■ **Source passage**
________________________________________
It is a sci-fi staple: intelligent machines designing and building even more intelligent machines. If you want it to be scary, it is Skynet and the ‘Terminator’; if you want it to be funny, it is ‘Deep Thought’ and our own Planet Earth. In the real world, though – and particularly in the electronic design automation (EDA) industry – it is all about earning your crust.
As we move further into the multicore processing age, it is tempting to see EDA as a vanguard sector. It helped design the chips. Maybe, its natural participation in designing the generations and refinements that follow will help us solve the accompanying multicore programming problem.
Economics do push EDA to the latest hardware platforms. Chips do not just have multiple cores. The first two billion-transistor design has been publicly reported – Intel’s Tukwila server chip for the Itanium family. Silicon with more than 100 million gates is set to become commonplace. All this means that there are vast amounts of data to crunch for any design, particularly during such stages in a flow as verification, and tight time-to-market constraints. Moreover, while the hardware is relatively cheap, the costs of maintaining and even just cooling it are also on the rise. Combined, this all puts serious pressure on the software to meet high performance standards.
“The good news is that this is not a new problem. You could even say it’s been around for a decade,” says Duaine Pryor, high performance computing architect for the Calibre product line at EDA vendor Mentor Graphics. “Quite a few design tasks exceeded the computational capacity of a desktop workstation some time ago and went out to these increasingly large compute farms – verification is one obvious example. As they made that shift, we obviously had to start thinking about how tools would exploit parallelism.”
With this in mind, EDA has made some impressive advances already in delivering tools that are well-suited to farms of the latest quad-core server processors. Mentor’s Calibre suite uses a variety of multicore techniques and extends along a design flow from physical verification to mask data preparation. It does this so well and so efficiently that it is also one of the big drivers behind Cadence Design Systems’ current hostile bid for the company.
Rival vendor Synopsys has also recently revealed that it has added multicore capabilities to a number of its tools or introduced entirely new ones, and launched a major multicore initiative earlier this year. Its experiences are instructive in that they show that different tasks in a design flow often demand emphasis on different techniques from within the multicore toolbox: ‘horses for courses’ is a good maxim to keep in mind. Here are a couple of examples.
First, take the Proteus back-end tool the company announced in February. Traditionally, mask synthesis has sequentially preceded mask data preparation. In Proteus, the two tasks have been pipelined so that they can be undertaken concurrently, taking a good chunk out of the design cycle time.
Now, take the example of ZRoute, the new router Synopsys is adding to its IC Compiler suite. It makes more use of multi-threading. The company also took the decision to develop ZRoute from the ground up, and is claiming excellent results: a three- to four-fold basic performance, boosted a further 3X, for an overall gain in the region of 10X when running on quad-core CPUs.
“What can you learn from this?” asks Saleem Haider, Synopsys’ senior director of marketing for physical design and DFM. “In part, it is that multicore is naturally driven to the most computationally intensive parts of the design flow, to the bottlenecks. This is where the customers need it most. You are not going to change an entire flow overnight – it will be a gradual process.
________________________________________
■ **Goal a**
Locate every line of the entries that contains the string "file", and copy each such line. Case counts.

■ **Data entries**
________________________________________
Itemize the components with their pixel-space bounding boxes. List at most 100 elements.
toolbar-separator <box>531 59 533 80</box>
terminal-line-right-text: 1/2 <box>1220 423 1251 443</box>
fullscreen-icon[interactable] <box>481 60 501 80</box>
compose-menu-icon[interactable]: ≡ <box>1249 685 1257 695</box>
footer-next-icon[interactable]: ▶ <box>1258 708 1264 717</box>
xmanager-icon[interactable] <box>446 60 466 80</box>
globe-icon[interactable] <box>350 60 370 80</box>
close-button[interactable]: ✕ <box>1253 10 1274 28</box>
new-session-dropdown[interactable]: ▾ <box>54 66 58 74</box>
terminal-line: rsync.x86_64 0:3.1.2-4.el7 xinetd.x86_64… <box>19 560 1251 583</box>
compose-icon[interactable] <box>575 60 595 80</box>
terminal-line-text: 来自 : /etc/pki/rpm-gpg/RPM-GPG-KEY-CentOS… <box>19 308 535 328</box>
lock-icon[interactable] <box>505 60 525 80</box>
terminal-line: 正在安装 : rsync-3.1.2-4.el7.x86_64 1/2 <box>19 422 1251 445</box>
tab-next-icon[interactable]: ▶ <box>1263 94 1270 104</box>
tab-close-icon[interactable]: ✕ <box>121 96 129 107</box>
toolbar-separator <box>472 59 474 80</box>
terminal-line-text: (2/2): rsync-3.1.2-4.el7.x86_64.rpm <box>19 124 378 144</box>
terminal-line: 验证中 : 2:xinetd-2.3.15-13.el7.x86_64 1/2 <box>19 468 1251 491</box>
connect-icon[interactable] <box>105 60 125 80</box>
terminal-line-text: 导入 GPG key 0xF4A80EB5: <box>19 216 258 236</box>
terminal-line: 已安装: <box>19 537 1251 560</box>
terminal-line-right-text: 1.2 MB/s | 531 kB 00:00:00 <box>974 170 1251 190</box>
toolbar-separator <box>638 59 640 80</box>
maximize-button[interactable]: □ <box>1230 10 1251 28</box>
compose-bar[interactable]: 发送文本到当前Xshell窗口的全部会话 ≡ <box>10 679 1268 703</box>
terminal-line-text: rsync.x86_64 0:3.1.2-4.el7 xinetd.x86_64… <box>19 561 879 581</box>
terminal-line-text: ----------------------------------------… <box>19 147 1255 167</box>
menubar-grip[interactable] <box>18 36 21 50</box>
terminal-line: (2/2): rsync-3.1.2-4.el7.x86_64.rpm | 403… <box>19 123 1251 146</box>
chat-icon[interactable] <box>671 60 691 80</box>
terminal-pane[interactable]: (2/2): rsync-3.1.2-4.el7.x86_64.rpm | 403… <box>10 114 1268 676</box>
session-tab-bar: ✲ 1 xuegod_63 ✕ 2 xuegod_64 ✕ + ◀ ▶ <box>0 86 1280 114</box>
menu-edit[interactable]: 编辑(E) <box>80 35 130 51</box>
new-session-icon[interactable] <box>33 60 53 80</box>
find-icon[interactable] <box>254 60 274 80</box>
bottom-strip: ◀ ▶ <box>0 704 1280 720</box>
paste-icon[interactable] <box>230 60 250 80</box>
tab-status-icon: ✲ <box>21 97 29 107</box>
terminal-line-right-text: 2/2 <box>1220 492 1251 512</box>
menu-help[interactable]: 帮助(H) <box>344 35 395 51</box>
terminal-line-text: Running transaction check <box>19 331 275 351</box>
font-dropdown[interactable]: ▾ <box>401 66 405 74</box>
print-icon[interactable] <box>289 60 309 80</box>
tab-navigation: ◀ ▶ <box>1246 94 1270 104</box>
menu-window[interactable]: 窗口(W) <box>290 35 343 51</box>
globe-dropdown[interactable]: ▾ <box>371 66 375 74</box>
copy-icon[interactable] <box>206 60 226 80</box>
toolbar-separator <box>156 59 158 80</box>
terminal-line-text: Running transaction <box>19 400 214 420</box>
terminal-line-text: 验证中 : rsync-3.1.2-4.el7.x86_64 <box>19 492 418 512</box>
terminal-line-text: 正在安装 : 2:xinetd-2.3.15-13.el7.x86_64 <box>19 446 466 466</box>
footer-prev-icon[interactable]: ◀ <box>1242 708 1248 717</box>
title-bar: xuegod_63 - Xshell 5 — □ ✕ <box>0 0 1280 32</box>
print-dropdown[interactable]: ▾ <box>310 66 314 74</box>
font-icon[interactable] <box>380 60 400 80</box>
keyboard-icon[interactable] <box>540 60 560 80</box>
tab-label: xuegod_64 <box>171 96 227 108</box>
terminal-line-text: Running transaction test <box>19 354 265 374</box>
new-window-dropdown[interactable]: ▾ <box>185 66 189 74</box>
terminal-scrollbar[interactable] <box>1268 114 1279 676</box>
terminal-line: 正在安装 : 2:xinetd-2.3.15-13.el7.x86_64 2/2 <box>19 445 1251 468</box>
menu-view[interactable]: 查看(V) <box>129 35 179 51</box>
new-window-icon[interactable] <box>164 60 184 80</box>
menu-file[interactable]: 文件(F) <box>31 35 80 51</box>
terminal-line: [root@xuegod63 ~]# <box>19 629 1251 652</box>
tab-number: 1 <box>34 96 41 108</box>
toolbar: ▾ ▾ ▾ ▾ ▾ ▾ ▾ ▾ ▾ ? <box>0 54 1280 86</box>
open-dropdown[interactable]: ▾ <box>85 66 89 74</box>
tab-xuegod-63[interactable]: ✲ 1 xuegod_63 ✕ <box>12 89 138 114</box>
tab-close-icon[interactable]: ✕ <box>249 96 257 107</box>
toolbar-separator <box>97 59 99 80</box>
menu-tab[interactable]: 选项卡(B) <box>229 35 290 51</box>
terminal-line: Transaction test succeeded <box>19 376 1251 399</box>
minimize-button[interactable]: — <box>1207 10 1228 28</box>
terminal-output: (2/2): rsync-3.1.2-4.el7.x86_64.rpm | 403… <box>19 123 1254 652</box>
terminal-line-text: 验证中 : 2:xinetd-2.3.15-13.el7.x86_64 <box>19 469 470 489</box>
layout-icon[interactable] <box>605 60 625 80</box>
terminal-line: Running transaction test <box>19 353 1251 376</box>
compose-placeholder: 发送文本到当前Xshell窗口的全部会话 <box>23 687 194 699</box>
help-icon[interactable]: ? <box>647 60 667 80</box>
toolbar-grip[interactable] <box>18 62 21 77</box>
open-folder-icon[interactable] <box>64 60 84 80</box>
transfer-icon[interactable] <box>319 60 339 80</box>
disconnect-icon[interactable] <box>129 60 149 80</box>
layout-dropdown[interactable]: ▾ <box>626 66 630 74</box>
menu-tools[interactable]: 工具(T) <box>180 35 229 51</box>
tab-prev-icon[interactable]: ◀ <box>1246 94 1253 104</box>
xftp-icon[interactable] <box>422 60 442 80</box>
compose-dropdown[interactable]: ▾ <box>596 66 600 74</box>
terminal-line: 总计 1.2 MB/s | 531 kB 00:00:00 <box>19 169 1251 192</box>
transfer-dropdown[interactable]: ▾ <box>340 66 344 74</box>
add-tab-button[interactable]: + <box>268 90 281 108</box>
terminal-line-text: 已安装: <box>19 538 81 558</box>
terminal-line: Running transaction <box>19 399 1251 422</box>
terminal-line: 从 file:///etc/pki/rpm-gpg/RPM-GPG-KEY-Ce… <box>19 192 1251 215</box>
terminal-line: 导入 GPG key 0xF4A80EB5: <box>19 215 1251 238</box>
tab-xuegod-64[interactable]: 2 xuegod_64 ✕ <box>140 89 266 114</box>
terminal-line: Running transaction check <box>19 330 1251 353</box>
________________________________________
■ **Goal b**
Repeat word for word the part of the article on multicore EDA tools that opens with the words containing "Economics do push" and closes with "high performance standards.".

■ **Final answer a**
menu-file[interactable]: 文件(F) <box>31 35 80 51</box>
terminal-line: 从 file:///etc/pki/rpm-gpg/RPM-GPG-KEY-Ce… <box>19 192 1251 215</box>

■ **Final answer b**
Economics do push EDA to the latest hardware platforms. Chips do not just have multiple cores. The first two billion-transistor design has been publicly reported – Intel’s Tukwila server chip for the Itanium family. Silicon with more than 100 million gates is set to become commonplace. All this means that there are vast amounts of data to crunch for any design, particularly during such stages in a flow as verification, and tight time-to-market constraints. Moreover, while the hardware is relatively cheap, the costs of maintaining and even just cooling it are also on the rise. Combined, this all puts serious pressure on the software to meet high performance standards.